- [Goal]: Locate every line below that contains the word "marker" and copy it.

- [Source records]:
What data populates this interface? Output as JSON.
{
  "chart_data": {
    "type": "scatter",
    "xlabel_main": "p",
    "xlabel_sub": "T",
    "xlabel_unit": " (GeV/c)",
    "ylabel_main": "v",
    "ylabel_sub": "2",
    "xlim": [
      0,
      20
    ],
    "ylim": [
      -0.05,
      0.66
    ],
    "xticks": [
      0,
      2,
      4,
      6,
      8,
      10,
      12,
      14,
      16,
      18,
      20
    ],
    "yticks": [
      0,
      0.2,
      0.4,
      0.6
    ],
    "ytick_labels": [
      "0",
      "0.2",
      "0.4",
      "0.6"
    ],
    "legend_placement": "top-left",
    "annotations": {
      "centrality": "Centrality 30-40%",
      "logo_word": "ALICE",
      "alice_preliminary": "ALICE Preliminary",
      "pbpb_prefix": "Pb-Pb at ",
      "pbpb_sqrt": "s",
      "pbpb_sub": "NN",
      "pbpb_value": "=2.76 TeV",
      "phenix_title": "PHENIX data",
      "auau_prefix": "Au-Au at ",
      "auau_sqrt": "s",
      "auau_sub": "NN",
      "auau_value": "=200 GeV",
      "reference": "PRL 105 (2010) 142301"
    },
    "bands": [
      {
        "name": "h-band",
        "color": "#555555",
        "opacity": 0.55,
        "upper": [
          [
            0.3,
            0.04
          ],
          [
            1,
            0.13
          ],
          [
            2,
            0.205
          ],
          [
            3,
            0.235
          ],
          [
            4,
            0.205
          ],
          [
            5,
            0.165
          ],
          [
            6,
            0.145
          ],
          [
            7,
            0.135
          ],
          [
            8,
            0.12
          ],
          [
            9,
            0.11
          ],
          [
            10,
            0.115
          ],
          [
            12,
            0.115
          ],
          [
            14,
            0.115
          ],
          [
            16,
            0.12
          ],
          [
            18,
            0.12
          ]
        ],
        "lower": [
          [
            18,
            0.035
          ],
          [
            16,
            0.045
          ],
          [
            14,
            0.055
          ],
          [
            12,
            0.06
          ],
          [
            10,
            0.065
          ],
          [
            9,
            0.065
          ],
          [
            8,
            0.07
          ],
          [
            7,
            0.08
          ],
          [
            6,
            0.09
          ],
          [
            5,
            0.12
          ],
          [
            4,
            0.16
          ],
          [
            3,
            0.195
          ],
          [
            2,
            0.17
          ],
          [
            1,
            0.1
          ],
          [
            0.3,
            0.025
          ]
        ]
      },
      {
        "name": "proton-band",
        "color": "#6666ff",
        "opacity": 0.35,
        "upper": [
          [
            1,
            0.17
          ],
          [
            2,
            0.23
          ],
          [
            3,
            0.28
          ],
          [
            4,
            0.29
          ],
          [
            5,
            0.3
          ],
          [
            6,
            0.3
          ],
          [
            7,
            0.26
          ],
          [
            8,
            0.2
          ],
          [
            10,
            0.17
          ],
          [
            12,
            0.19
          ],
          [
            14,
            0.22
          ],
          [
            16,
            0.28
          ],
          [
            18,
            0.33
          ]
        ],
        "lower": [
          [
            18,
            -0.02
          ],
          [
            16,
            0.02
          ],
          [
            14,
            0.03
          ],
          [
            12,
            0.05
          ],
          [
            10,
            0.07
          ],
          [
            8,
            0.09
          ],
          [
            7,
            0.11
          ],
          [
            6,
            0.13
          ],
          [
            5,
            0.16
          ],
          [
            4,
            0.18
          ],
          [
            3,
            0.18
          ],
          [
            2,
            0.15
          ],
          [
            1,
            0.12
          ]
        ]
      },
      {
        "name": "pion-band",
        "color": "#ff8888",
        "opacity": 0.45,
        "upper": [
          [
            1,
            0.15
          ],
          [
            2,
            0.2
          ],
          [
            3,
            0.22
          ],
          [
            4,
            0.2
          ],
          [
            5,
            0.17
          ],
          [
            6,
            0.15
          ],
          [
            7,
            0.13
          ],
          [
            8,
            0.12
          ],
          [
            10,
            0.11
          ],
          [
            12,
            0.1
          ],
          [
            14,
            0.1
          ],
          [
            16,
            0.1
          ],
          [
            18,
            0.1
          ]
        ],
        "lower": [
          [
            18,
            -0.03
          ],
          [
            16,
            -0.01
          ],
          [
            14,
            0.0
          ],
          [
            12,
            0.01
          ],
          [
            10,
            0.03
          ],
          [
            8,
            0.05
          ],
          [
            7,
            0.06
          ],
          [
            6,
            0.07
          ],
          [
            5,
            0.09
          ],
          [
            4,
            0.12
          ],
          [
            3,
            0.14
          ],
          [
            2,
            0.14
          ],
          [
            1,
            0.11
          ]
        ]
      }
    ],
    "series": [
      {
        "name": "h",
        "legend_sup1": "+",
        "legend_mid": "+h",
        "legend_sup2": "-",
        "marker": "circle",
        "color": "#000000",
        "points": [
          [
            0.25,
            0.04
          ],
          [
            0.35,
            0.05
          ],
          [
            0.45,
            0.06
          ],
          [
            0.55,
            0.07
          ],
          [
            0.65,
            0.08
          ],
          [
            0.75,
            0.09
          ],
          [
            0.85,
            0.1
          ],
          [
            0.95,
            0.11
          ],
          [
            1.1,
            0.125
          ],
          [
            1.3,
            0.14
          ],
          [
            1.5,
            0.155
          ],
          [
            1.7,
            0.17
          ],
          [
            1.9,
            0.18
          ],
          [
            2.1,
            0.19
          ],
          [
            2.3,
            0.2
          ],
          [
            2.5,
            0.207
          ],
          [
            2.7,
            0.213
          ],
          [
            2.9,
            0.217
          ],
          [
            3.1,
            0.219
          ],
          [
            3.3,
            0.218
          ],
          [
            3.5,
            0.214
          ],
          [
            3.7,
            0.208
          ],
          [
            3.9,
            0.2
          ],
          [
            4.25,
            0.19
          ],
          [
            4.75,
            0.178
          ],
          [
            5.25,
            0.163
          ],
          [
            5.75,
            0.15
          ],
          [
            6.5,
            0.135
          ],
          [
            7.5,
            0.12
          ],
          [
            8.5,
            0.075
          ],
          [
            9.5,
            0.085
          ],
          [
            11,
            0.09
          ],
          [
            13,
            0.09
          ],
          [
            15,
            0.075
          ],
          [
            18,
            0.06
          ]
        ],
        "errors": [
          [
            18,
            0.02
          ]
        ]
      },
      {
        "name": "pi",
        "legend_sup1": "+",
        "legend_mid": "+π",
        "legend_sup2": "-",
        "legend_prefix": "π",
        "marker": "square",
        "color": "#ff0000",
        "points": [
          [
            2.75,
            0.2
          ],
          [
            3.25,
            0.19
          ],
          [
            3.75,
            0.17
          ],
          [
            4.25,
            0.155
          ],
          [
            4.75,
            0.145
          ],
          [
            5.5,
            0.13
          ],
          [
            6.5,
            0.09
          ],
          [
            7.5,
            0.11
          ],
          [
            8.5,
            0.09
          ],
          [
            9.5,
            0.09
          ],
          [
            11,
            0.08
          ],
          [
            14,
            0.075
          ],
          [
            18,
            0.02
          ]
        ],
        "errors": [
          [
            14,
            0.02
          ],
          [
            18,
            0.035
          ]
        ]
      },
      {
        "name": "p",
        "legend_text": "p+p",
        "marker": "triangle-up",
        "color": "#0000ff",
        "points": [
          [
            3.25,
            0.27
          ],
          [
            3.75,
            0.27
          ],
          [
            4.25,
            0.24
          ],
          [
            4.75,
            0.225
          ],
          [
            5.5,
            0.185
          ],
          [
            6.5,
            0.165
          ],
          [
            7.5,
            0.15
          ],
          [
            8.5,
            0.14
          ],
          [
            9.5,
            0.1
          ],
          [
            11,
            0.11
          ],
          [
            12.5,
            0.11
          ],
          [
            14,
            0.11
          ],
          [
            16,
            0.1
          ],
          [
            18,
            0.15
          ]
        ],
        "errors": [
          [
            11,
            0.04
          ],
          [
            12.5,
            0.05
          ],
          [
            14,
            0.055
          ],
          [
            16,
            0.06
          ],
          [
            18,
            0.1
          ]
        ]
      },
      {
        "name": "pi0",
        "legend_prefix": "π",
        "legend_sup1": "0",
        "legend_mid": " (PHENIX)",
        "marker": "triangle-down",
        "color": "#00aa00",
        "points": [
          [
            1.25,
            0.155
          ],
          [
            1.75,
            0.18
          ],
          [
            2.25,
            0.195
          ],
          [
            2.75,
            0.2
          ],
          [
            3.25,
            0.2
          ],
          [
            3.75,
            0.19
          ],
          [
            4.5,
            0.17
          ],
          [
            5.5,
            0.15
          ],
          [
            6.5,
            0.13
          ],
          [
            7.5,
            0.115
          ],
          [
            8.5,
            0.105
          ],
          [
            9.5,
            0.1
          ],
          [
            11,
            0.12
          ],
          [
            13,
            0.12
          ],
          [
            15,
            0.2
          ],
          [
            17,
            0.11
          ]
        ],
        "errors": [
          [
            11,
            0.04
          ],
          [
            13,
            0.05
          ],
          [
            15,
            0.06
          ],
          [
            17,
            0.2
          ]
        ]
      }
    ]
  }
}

- [Problem solution]:
        "marker": "circle",
        "marker": "square",
        "marker": "triangle-up",
        "marker": "triangle-down",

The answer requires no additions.